Yazılı görev 1:
Aşağıdaki satırlardan "y-tick-label-left: 0.3 xyxy=(147,457,178,477)" içeren satırla açılıp "credit-text: coolwx.com/models xyxy=(861,747,1015,765)" içeren satırla kapanan kısmı çıkarın. İki uçtaki satırlar da dahil olsun ve hiçbir satırı değiştirmeyin.

Verilen metin:
● ● ● ● ● ● ●
Nişandan sonra düğüne kadar, bayramlarda, çilelerde, sair özel günlerde mutlaka gelinin ziyaretine erkeğin yakınları çeşitli hediyelerle giderler. Görüş adı verilen bu ziyaretlerde Honça tabir edilen ve en önde giden tepsi içerisinde, üzeri kapalı hediyenin çok büyük bir önemi vardır.


Düğün :
Nişanın yapılmasından sonra, her iki ailede uygun olan bir zamanda düğün tarihi kararlaştırılır. Düğün vakti geldiğinde her iki aile yapılan hazırlıkları bir daha gözden geçirir varsa eksiklikler giderilir. Düğünler genellikle diğer safhalara nazaran daha görkemli olmaktadır. Eskiden üç gece, üç gündüz olarak yapılan düğünlerde, davul, zurna, mey, kabık hamame, akardion gibi çalgılar kullanılmaktadır. Bu düğünlerde, cambaz, güreş, at yarışı gibi bir çok etkinlik icra edilmekteydi. Ancak, her safhada olduğu gibi günümüzde bu adetlerde de büyük değişiklikler olmaktadır.


Kirvelik :
Kirvelik, Iğdır ve yöresinde önemli bir olgudur. Eski Türklerde de kirveliğe benzer bazı adetler görülse de, esas önemini islamiyetle birlikte kazanmıştır. Sünnet ettirilecek çocuğun kirvesi büyük bir özen ve dikkatle seçilir. Zira kirve olunduktan sonra her iki tarafta birbirlerini kendi ailelerinin içerisinde mütaala eder. Acısıyla, tatlısıyla, her zaman kirveler birbirlerinin yanındadırlar. Bu iş o kadar önem kazanmıştır ki, kirve, kirvenin kızını almaz, şeklinde bir adette geliştirilmiştir. Bazı aileler sünnet yaparken, aynen düğünde olduğu gibi çalgılı ve eğlenceli yaparlar. Genellikle, sünnetle birlikte geniş bir davetli topluluğuna yemek ikram edilir. Çocuklar sünnet olduktan sonra davetliler ve yakınları tarafından para ve çeşitli hediyeler verilir. Ayrıca iki gün sonra da külden çıkarma yapılır.
● ● ● ● ● ● ●
Yazılı görev 2:
Yukarıdaki Iğdır adetleri metninde "Nişandan sonra düğüne" sözlerini içeren yerden başlayıp "büyük değişiklikler olmaktadır." sözleriyle biten kısmı harfi harfine kopyalayın.

Toplanan veri kayıtları
● ● ● ● ● ● ●
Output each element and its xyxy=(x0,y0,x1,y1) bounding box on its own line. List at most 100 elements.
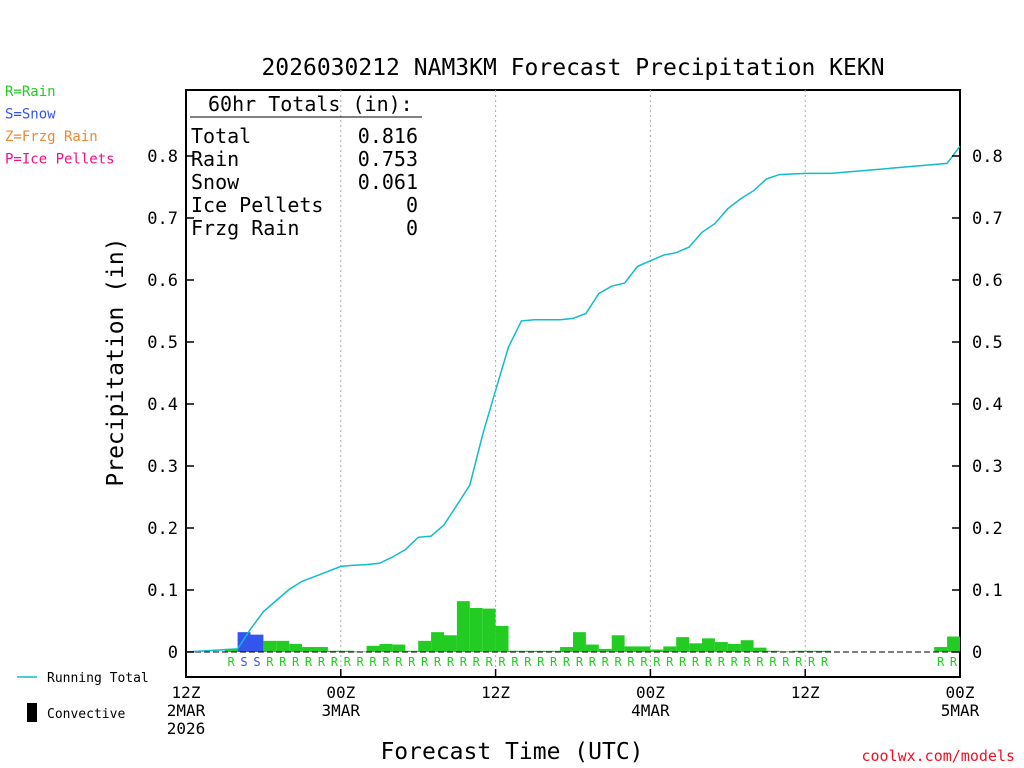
y-tick-label-left: 0.3 xyxy=(147,457,178,477)
y-tick-label-right: 0.1 xyxy=(972,581,1003,601)
precip-type-letter: R xyxy=(640,655,648,669)
precip-type-letter: S xyxy=(253,655,260,669)
y-tick-label-left: 0.5 xyxy=(147,333,178,353)
y-tick-label-left: 0.7 xyxy=(147,209,178,229)
precip-type-letter: R xyxy=(679,655,687,669)
running-total-layer xyxy=(185,145,961,653)
precip-bar xyxy=(585,644,599,652)
precip-type-letter: R xyxy=(498,655,506,669)
y-tick-label-right: 0.3 xyxy=(972,457,1003,477)
precip-type-letter: R xyxy=(331,655,339,669)
precip-bar xyxy=(547,650,561,652)
running-total-line xyxy=(185,145,961,653)
y-axes: 0 00.1 0.10.2 0.20.3 0.30.4 0.40.5 0.50.6 0.60.… xyxy=(147,147,1002,663)
precip-bar xyxy=(444,635,457,652)
x-tick-label: 00Z xyxy=(946,683,975,702)
plot-frame xyxy=(185,89,961,678)
precip-type-letter: R xyxy=(705,655,713,669)
precip-bar xyxy=(624,646,638,652)
x-tick-label: 00Z xyxy=(636,683,665,702)
precip-bar xyxy=(276,640,290,652)
precip-bar xyxy=(289,643,303,652)
credit-text: coolwx.com/models xyxy=(861,747,1015,765)
x-tick-label: 5MAR xyxy=(941,701,980,720)
x-tick-label: 2026 xyxy=(167,719,206,738)
precip-type-letter: R xyxy=(369,655,377,669)
precip-bar xyxy=(689,643,702,652)
y-tick-label-left: 0.6 xyxy=(147,271,178,291)
precip-bar xyxy=(598,648,612,652)
precip-type-letter: R xyxy=(408,655,416,669)
line-legend: Running Total Convective xyxy=(17,671,149,722)
precip-type-letter: R xyxy=(563,655,571,669)
totals-row-label: Snow xyxy=(191,170,240,194)
x-axis-label: Forecast Time (UTC) xyxy=(380,739,643,765)
precip-bar xyxy=(714,642,728,652)
precip-type-legend-item: R=Rain xyxy=(5,84,56,100)
precip-bar xyxy=(302,647,315,652)
precip-type-letter: S xyxy=(240,655,247,669)
precip-bar xyxy=(263,640,277,652)
y-tick-label-right: 0.7 xyxy=(972,209,1003,229)
chart-title: 2026030212 NAM3KM Forecast Precipitation… xyxy=(261,55,884,81)
precip-bar xyxy=(366,645,380,652)
y-tick-label-right: 0.6 xyxy=(972,271,1003,291)
precip-type-letter: R xyxy=(460,655,468,669)
precip-bar xyxy=(805,650,819,652)
totals-row-value: 0 xyxy=(406,216,418,240)
precip-bar xyxy=(327,650,341,652)
totals-header: 60hr Totals (in): xyxy=(208,92,413,116)
precip-type-letter: R xyxy=(808,655,816,669)
precip-type-letter: R xyxy=(486,655,494,669)
precip-type-letter: R xyxy=(537,655,545,669)
precip-type-letter: R xyxy=(395,655,403,669)
precip-type-letter: R xyxy=(292,655,300,669)
precip-bar xyxy=(702,638,715,652)
totals-row-value: 0.816 xyxy=(358,124,418,148)
y-tick-label-left: 0.8 xyxy=(147,147,178,167)
precip-bar xyxy=(676,637,690,652)
precip-type-letter: R xyxy=(434,655,442,669)
precip-type-letter: R xyxy=(795,655,803,669)
convective-legend-label: Convective xyxy=(47,707,125,722)
precip-bar xyxy=(740,640,754,652)
totals-box: 60hr Totals (in): Total 0.816 Rain 0.753 Sno… xyxy=(190,92,422,240)
y-tick-label-right: 0.2 xyxy=(972,519,1003,539)
precip-type-letter: R xyxy=(937,655,945,669)
x-tick-label: 2MAR xyxy=(167,701,206,720)
precip-bar xyxy=(250,634,264,652)
precip-type-letter: R xyxy=(756,655,764,669)
precip-type-legend-item: P=Ice Pellets xyxy=(5,152,115,168)
precip-bar xyxy=(431,632,444,652)
precip-type-letter: R xyxy=(627,655,635,669)
running-total-legend-label: Running Total xyxy=(47,671,149,686)
precip-bar xyxy=(405,650,419,652)
y-tick-label-left: 0.1 xyxy=(147,581,178,601)
x-tick-label: 12Z xyxy=(172,683,201,702)
precip-bar xyxy=(521,650,535,652)
precip-type-legend-item: Z=Frzg Rain xyxy=(5,129,98,145)
precip-type-letter: R xyxy=(473,655,481,669)
precip-type-letter: R xyxy=(576,655,584,669)
precip-type-letter: R xyxy=(344,655,352,669)
precip-bar xyxy=(340,650,354,652)
precip-bar xyxy=(611,635,625,652)
precip-type-letter: R xyxy=(550,655,558,669)
precip-bar xyxy=(818,650,831,652)
precip-bar xyxy=(766,650,780,652)
precip-type-letter: R xyxy=(731,655,739,669)
precip-bar xyxy=(792,650,806,652)
hourly-bars xyxy=(224,601,960,653)
x-tick-label: 12Z xyxy=(481,683,510,702)
precip-bar xyxy=(495,625,509,652)
precip-bar xyxy=(418,640,432,652)
x-tick-label: 4MAR xyxy=(631,701,670,720)
precip-type-letter: R xyxy=(653,655,661,669)
precip-type-letter: R xyxy=(692,655,700,669)
precip-type-letter: R xyxy=(447,655,455,669)
precip-type-letter: R xyxy=(318,655,326,669)
precip-type-letter: R xyxy=(421,655,429,669)
precip-type-letter: R xyxy=(821,655,829,669)
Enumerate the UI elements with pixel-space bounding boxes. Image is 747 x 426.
● ● ● ● ● ● ●
Çözümlü cevap 1:
y-tick-label-left: 0.3 xyxy=(147,457,178,477)
y-tick-label-right: 0.1 xyxy=(972,581,1003,601)
precip-type-letter: R xyxy=(640,655,648,669)
precip-type-letter: S xyxy=(253,655,260,669)
y-tick-label-left: 0.5 xyxy=(147,333,178,353)
y-tick-label-left: 0.7 xyxy=(147,209,178,229)
precip-type-letter: R xyxy=(679,655,687,669)
running-total-layer xyxy=(185,145,961,653)
precip-bar xyxy=(585,644,599,652)
precip-type-letter: R xyxy=(498,655,506,669)
y-tick-label-right: 0.3 xyxy=(972,457,1003,477)
precip-type-letter: R xyxy=(331,655,339,669)
precip-bar xyxy=(547,650,561,652)
running-total-line xyxy=(185,145,961,653)
y-axes: 0 00.1 0.10.2 0.20.3 0.30.4 0.40.5 0.50.6 0.60.… xyxy=(147,147,1002,663)
precip-bar xyxy=(444,635,457,652)
x-tick-label: 00Z xyxy=(946,683,975,702)
plot-frame xyxy=(185,89,961,678)
precip-type-letter: R xyxy=(705,655,713,669)
precip-bar xyxy=(624,646,638,652)
x-tick-label: 00Z xyxy=(636,683,665,702)
precip-bar xyxy=(276,640,290,652)
precip-bar xyxy=(289,643,303,652)
credit-text: coolwx.com/models xyxy=(861,747,1015,765)

Çözümlü cevap 2:
Nişandan sonra düğüne kadar, bayramlarda, çilelerde, sair özel günlerde mutlaka gelinin ziyaretine erkeğin yakınları çeşitli hediyelerle giderler. Görüş adı verilen bu ziyaretlerde Honça tabir edilen ve en önde giden tepsi içerisinde, üzeri kapalı hediyenin çok büyük bir önemi vardır.


Düğün :
Nişanın yapılmasından sonra, her iki ailede uygun olan bir zamanda düğün tarihi kararlaştırılır. Düğün vakti geldiğinde her iki aile yapılan hazırlıkları bir daha gözden geçirir varsa eksiklikler giderilir. Düğünler genellikle diğer safhalara nazaran daha görkemli olmaktadır. Eskiden üç gece, üç gündüz olarak yapılan düğünlerde, davul, zurna, mey, kabık hamame, akardion gibi çalgılar kullanılmaktadır. Bu düğünlerde, cambaz, güreş, at yarışı gibi bir çok etkinlik icra edilmekteydi. Ancak, her safhada olduğu gibi günümüzde bu adetlerde de büyük değişiklikler olmaktadır.